(What you need to do): Among the entries below, find the lines with "name" and copy them.

··· Input material

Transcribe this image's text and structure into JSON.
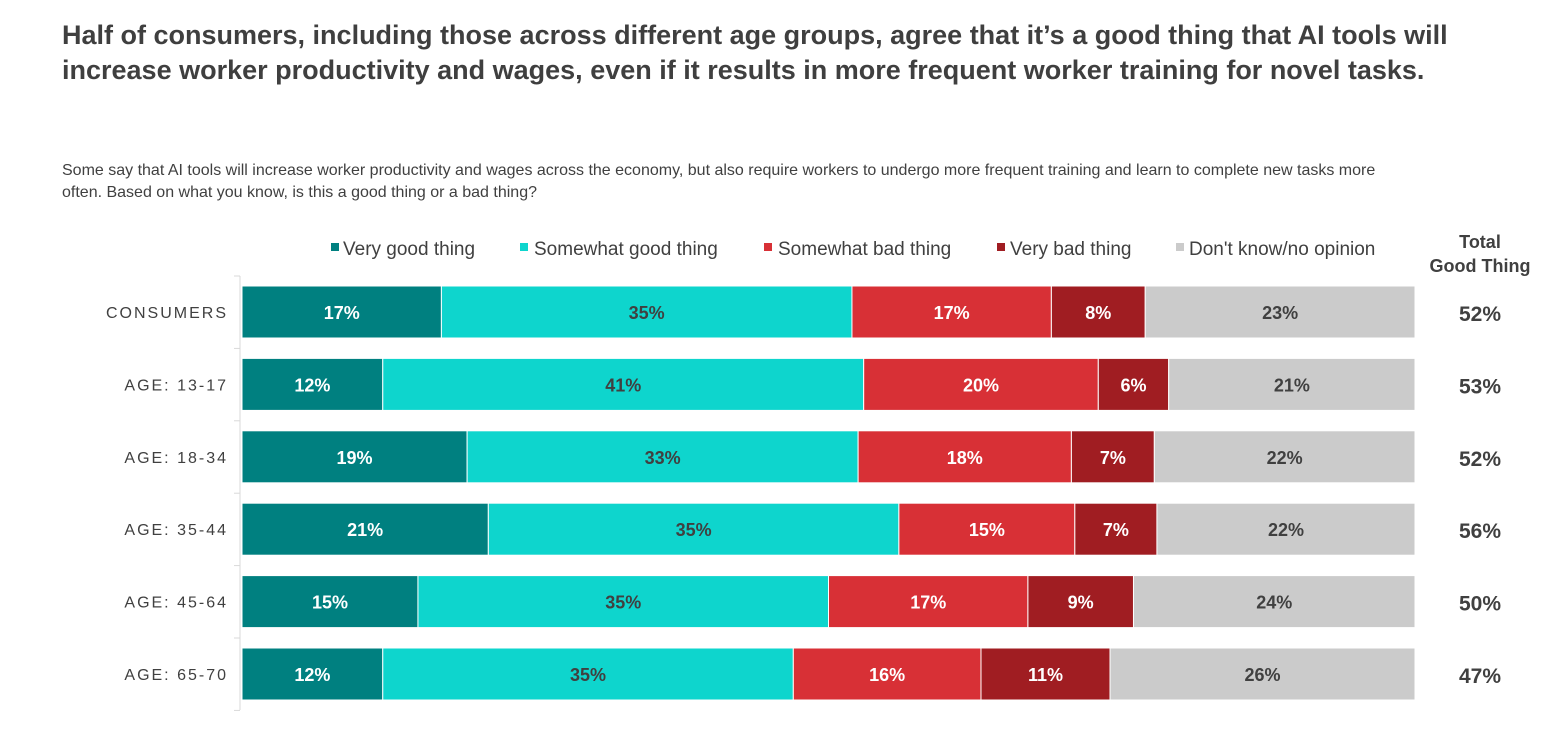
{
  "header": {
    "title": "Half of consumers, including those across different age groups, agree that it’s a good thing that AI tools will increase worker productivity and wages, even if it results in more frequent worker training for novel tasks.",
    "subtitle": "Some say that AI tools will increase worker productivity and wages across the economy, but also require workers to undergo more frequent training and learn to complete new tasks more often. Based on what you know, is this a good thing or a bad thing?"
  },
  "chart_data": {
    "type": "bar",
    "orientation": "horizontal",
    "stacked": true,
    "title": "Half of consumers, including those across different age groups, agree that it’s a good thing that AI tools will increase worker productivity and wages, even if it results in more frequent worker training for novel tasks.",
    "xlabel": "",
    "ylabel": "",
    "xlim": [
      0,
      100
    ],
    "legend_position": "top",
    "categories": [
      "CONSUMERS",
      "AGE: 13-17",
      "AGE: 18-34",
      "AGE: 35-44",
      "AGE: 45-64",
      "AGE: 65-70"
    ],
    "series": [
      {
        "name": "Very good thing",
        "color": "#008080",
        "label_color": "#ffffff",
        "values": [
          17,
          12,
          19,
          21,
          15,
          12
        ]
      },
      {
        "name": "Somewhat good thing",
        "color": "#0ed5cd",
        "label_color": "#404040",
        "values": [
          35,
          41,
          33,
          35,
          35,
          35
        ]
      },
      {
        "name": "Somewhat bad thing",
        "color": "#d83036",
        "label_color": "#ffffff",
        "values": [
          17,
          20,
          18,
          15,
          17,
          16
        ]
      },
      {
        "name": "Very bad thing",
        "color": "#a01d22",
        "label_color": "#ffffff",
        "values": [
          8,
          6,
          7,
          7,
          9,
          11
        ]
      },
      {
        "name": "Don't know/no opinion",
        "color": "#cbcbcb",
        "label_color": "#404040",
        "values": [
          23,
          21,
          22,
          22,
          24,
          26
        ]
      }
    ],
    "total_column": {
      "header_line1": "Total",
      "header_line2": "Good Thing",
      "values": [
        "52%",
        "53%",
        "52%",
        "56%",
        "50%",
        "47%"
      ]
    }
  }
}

······

(Task answer):
        "name": "Very good thing",
        "name": "Somewhat good thing",
        "name": "Somewhat bad thing",
        "name": "Very bad thing",
        "name": "Don't know/no opinion",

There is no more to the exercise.